# [PROMPT]
Gather all lines from the material that contain the word "Valorile".

# [INPUT ROWS]
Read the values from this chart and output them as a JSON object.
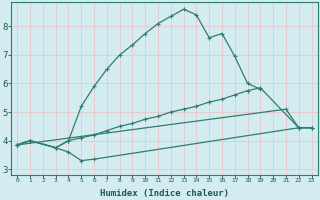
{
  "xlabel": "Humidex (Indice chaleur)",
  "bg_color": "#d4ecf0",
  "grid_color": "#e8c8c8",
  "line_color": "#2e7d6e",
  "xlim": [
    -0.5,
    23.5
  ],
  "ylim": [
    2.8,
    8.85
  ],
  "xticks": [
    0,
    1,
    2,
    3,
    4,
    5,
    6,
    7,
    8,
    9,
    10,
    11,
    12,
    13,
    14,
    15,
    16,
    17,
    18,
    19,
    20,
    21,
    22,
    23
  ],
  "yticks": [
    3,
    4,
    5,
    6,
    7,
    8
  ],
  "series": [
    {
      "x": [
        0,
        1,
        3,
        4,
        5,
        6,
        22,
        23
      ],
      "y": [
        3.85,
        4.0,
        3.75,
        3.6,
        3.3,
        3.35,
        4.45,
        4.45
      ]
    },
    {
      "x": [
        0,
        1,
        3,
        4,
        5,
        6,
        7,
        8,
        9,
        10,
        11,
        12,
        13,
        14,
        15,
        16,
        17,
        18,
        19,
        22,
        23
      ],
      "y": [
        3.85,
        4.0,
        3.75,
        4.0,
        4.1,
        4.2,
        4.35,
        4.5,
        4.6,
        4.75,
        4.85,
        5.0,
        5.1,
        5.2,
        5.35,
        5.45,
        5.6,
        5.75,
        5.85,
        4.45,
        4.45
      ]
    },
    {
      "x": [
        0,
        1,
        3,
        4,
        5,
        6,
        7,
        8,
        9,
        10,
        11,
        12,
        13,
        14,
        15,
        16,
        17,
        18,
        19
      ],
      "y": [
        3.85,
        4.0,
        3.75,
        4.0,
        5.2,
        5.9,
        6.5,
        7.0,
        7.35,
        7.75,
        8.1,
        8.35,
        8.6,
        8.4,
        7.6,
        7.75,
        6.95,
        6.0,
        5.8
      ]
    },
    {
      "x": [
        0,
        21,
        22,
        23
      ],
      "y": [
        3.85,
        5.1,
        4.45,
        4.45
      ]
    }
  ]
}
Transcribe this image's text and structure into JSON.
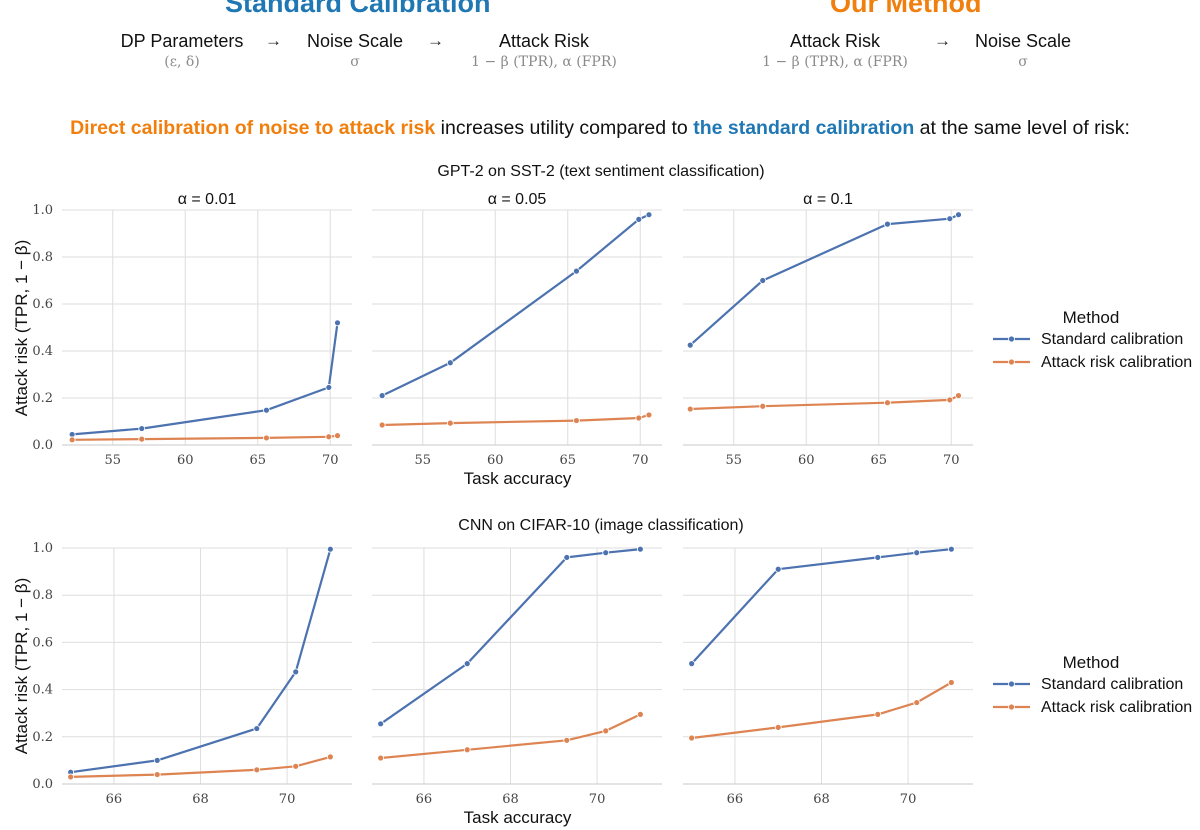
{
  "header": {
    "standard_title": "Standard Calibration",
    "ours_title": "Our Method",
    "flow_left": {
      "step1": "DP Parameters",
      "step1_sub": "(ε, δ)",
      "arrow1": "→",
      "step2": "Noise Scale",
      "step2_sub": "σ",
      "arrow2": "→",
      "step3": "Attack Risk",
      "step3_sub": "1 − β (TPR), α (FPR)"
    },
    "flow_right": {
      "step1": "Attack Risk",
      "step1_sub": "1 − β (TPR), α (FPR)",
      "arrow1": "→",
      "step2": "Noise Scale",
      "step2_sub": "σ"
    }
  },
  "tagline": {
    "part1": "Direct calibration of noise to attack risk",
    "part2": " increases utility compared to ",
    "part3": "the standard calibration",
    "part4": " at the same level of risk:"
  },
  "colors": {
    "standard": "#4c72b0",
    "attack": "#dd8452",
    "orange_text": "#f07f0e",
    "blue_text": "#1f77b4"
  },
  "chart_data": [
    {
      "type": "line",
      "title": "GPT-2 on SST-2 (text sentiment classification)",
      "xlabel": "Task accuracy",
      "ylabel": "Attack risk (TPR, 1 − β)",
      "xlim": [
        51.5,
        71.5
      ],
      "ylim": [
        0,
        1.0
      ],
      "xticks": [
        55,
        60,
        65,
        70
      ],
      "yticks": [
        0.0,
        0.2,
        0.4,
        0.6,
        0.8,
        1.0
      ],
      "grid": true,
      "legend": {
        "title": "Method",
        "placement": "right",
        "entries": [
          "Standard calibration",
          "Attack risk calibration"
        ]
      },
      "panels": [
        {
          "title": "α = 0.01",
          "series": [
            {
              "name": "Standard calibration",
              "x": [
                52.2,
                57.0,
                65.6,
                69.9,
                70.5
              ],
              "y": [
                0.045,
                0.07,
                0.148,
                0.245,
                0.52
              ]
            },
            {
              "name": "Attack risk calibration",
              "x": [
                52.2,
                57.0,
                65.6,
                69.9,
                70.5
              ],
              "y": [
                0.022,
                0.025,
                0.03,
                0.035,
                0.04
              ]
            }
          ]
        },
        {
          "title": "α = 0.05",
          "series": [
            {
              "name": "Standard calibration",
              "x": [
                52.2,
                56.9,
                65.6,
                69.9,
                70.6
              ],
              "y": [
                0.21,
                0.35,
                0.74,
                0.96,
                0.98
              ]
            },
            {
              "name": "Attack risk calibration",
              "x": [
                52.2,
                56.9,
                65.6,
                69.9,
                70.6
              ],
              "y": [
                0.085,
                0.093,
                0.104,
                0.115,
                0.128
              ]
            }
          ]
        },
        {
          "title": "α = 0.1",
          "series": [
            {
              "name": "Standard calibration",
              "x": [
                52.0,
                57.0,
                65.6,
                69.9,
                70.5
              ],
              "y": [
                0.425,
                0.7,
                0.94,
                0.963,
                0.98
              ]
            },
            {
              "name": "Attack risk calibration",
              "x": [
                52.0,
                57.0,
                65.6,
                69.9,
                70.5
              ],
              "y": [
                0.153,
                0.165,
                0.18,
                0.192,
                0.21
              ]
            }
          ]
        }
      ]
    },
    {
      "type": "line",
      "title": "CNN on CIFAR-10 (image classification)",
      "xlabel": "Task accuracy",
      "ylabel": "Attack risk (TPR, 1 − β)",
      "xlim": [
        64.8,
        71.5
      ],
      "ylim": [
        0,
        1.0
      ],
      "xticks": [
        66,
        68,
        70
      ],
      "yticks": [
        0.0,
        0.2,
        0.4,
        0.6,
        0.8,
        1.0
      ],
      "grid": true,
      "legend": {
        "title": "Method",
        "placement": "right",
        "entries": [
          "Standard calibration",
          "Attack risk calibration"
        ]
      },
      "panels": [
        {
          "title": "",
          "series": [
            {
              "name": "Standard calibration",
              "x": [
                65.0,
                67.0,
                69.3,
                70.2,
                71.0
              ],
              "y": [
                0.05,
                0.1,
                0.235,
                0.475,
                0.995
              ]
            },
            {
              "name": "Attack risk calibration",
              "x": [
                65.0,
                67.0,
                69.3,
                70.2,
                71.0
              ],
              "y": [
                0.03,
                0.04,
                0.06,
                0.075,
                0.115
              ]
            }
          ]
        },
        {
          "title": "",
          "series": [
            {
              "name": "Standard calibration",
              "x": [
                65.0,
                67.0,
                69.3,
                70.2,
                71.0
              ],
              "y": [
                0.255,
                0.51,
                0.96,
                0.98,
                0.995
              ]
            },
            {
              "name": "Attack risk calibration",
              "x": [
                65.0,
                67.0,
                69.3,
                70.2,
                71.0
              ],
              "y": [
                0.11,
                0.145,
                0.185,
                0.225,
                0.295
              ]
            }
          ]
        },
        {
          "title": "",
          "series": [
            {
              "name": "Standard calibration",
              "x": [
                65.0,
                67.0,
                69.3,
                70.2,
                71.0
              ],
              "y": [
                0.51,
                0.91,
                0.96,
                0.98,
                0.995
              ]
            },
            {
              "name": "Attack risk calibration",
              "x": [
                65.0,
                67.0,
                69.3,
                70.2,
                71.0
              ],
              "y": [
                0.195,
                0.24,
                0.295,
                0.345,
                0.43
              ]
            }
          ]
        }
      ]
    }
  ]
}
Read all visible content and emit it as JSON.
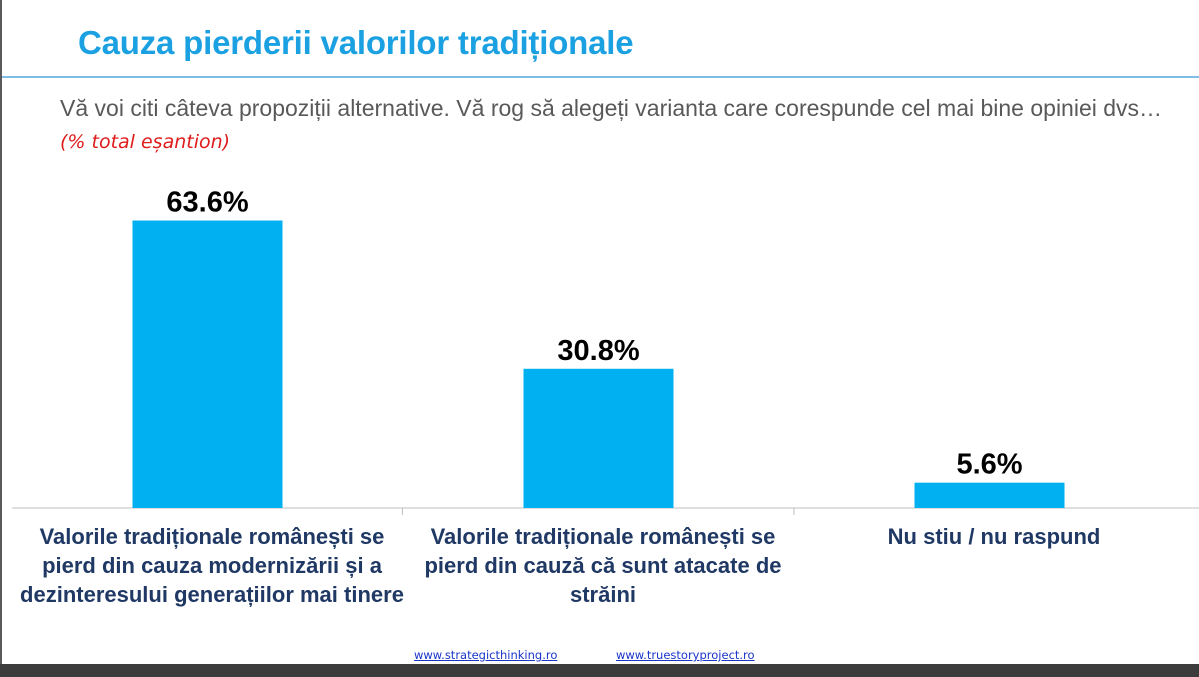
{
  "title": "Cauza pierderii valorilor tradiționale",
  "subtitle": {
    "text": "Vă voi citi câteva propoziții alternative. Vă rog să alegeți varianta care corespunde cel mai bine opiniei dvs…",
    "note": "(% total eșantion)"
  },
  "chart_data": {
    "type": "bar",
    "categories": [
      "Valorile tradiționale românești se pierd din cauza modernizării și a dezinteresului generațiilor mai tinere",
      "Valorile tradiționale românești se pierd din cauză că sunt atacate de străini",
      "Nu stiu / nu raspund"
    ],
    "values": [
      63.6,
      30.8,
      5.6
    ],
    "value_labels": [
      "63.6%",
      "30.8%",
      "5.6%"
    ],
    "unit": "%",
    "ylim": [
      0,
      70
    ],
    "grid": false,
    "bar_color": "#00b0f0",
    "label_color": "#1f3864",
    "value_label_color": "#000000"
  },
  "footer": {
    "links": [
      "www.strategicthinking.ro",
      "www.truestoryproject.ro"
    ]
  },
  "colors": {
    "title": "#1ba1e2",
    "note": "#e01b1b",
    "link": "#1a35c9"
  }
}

# [RESPONSE FOR THIS EXERCISE]
      "Valorile tradiționale românești se pierd din cauza modernizării și a dezinteresului generațiilor mai tinere",
      "Valorile tradiționale românești se pierd din cauză că sunt atacate de străini",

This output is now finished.